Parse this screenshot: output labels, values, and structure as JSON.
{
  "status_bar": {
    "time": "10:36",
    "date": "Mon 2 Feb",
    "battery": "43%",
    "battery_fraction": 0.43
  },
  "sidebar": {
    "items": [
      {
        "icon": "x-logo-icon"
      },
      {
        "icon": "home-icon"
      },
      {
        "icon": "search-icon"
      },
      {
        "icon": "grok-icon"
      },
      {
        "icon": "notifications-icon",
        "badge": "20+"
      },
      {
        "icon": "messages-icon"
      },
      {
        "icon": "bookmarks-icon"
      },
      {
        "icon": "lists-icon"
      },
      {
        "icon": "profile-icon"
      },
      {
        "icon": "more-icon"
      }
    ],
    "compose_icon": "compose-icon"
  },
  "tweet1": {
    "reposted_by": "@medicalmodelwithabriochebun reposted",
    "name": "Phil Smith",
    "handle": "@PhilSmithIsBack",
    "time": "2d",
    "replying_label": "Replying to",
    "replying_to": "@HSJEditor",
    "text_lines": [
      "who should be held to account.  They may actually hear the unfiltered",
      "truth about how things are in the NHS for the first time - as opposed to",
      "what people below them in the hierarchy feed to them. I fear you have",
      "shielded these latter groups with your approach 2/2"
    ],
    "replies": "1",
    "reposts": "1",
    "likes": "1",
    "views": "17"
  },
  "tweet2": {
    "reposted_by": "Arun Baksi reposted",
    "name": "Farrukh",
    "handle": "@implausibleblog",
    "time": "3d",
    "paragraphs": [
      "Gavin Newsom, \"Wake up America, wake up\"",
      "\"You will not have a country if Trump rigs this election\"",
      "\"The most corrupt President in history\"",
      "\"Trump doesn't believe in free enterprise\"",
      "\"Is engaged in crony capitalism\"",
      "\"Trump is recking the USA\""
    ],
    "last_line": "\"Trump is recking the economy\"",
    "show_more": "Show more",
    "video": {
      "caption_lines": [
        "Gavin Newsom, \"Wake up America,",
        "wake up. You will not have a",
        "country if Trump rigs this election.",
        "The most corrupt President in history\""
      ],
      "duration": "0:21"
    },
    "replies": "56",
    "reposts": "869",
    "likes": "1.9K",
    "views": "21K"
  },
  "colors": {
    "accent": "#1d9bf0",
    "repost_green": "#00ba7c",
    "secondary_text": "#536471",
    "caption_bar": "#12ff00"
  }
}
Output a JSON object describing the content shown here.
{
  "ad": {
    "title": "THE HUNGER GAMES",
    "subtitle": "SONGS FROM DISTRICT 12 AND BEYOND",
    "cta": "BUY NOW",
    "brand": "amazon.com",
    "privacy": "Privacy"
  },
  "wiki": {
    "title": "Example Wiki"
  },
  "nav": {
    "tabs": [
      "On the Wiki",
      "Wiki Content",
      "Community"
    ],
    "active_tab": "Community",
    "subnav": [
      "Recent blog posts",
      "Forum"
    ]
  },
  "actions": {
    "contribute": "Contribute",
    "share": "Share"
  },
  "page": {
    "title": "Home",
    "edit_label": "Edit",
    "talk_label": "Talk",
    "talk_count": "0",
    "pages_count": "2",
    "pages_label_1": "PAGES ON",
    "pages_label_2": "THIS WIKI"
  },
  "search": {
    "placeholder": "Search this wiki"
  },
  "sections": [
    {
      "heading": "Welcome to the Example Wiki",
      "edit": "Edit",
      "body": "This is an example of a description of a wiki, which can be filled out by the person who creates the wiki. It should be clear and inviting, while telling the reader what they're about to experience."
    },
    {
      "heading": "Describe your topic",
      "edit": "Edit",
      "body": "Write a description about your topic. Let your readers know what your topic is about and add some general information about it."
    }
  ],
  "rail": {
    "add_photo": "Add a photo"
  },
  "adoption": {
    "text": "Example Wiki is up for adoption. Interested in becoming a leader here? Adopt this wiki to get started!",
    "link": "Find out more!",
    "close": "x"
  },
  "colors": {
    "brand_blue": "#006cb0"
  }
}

=== EXERCISE BRIEF ===
Transcribe, word for word, every line from the one containing "Output a JSON" through the final line of the entries, and nothing else.

=== COMPLETE OUTPUT ===
Output a JSON object describing the content shown here.
{
  "ad": {
    "title": "THE HUNGER GAMES",
    "subtitle": "SONGS FROM DISTRICT 12 AND BEYOND",
    "cta": "BUY NOW",
    "brand": "amazon.com",
    "privacy": "Privacy"
  },
  "wiki": {
    "title": "Example Wiki"
  },
  "nav": {
    "tabs": [
      "On the Wiki",
      "Wiki Content",
      "Community"
    ],
    "active_tab": "Community",
    "subnav": [
      "Recent blog posts",
      "Forum"
    ]
  },
  "actions": {
    "contribute": "Contribute",
    "share": "Share"
  },
  "page": {
    "title": "Home",
    "edit_label": "Edit",
    "talk_label": "Talk",
    "talk_count": "0",
    "pages_count": "2",
    "pages_label_1": "PAGES ON",
    "pages_label_2": "THIS WIKI"
  },
  "search": {
    "placeholder": "Search this wiki"
  },
  "sections": [
    {
      "heading": "Welcome to the Example Wiki",
      "edit": "Edit",
      "body": "This is an example of a description of a wiki, which can be filled out by the person who creates the wiki. It should be clear and inviting, while telling the reader what they're about to experience."
    },
    {
      "heading": "Describe your topic",
      "edit": "Edit",
      "body": "Write a description about your topic. Let your readers know what your topic is about and add some general information about it."
    }
  ],
  "rail": {
    "add_photo": "Add a photo"
  },
  "adoption": {
    "text": "Example Wiki is up for adoption. Interested in becoming a leader here? Adopt this wiki to get started!",
    "link": "Find out more!",
    "close": "x"
  },
  "colors": {
    "brand_blue": "#006cb0"
  }
}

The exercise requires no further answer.